**Excerpted data:**

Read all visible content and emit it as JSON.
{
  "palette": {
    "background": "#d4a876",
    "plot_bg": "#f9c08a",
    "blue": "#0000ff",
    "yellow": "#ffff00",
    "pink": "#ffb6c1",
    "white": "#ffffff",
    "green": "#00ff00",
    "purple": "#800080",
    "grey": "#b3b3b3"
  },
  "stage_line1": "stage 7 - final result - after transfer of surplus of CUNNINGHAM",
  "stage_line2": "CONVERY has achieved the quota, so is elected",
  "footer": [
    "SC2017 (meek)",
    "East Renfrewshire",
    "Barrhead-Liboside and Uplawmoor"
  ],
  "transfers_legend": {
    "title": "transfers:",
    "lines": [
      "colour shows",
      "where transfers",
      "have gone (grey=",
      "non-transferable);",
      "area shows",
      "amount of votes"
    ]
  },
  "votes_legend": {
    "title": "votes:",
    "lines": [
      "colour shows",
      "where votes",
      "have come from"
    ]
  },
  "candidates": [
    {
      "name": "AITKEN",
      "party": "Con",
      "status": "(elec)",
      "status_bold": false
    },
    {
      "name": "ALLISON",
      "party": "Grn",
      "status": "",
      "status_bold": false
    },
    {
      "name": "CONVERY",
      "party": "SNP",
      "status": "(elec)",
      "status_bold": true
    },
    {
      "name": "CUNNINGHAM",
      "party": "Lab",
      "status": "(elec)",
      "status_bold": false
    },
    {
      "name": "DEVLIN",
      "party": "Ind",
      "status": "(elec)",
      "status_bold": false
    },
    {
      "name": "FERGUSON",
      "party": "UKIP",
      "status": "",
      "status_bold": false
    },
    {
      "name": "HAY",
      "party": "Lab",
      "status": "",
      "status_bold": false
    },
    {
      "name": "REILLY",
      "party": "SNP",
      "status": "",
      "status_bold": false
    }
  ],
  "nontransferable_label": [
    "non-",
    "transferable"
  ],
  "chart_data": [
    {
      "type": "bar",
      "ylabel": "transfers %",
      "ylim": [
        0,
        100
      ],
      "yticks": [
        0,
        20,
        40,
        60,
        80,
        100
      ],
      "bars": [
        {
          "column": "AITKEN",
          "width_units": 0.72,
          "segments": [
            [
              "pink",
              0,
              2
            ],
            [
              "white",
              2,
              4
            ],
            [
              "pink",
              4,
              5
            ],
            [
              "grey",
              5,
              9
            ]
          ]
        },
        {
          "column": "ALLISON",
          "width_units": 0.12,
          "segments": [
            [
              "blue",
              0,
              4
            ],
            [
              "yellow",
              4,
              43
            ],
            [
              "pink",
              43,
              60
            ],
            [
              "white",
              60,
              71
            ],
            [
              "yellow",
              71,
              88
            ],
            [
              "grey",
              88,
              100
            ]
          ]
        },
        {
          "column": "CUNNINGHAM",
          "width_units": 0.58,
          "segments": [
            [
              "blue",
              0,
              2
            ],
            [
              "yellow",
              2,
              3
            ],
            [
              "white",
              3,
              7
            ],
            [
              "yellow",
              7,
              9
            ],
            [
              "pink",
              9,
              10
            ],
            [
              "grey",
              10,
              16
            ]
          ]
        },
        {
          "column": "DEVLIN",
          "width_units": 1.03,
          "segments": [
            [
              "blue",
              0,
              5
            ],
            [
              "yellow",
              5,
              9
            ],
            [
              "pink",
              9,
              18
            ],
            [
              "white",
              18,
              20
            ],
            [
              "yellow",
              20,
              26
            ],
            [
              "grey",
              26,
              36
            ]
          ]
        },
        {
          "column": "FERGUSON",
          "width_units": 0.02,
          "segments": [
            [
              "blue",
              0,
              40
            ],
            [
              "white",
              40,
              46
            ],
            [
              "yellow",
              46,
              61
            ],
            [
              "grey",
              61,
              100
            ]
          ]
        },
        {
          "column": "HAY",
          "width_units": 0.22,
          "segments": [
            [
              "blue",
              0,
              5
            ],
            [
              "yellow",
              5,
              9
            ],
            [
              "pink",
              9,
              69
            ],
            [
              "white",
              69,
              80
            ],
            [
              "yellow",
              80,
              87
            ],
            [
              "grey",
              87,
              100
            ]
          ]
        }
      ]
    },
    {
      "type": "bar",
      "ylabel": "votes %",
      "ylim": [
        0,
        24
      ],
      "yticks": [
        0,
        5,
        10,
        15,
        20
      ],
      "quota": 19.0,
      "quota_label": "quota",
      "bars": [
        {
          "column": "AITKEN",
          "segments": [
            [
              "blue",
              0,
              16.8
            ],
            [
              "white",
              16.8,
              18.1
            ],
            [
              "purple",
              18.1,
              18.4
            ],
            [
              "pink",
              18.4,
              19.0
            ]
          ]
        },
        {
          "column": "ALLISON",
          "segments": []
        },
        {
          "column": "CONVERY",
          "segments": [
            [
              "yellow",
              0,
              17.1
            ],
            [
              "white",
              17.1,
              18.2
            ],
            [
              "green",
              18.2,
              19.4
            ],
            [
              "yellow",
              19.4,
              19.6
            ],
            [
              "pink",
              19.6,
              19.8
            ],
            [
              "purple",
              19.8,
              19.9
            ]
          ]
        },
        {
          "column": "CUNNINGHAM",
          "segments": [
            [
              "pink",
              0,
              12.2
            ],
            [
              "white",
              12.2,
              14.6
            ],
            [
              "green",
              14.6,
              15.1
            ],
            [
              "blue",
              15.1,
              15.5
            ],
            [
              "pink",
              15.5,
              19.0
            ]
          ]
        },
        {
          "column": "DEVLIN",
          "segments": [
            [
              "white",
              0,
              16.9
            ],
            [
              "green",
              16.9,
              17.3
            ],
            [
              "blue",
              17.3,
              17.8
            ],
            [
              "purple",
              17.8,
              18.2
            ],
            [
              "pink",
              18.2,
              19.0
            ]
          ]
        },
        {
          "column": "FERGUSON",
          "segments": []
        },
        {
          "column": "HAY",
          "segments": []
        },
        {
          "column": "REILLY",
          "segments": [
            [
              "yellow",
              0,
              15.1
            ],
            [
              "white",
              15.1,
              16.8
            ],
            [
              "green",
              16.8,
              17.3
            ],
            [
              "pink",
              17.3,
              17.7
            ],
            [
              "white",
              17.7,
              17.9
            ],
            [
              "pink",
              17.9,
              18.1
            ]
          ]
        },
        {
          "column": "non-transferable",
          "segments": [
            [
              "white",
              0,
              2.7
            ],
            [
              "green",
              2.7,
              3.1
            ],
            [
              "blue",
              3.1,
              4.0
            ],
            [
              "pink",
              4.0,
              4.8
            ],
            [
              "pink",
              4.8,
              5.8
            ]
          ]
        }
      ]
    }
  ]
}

**Instruction:** Copy the lines from the entries above in which the word "CONVERY" appears.

**Written solution:**
  "stage_line2": "CONVERY has achieved the quota, so is elected",
      "name": "CONVERY",
          "column": "CONVERY",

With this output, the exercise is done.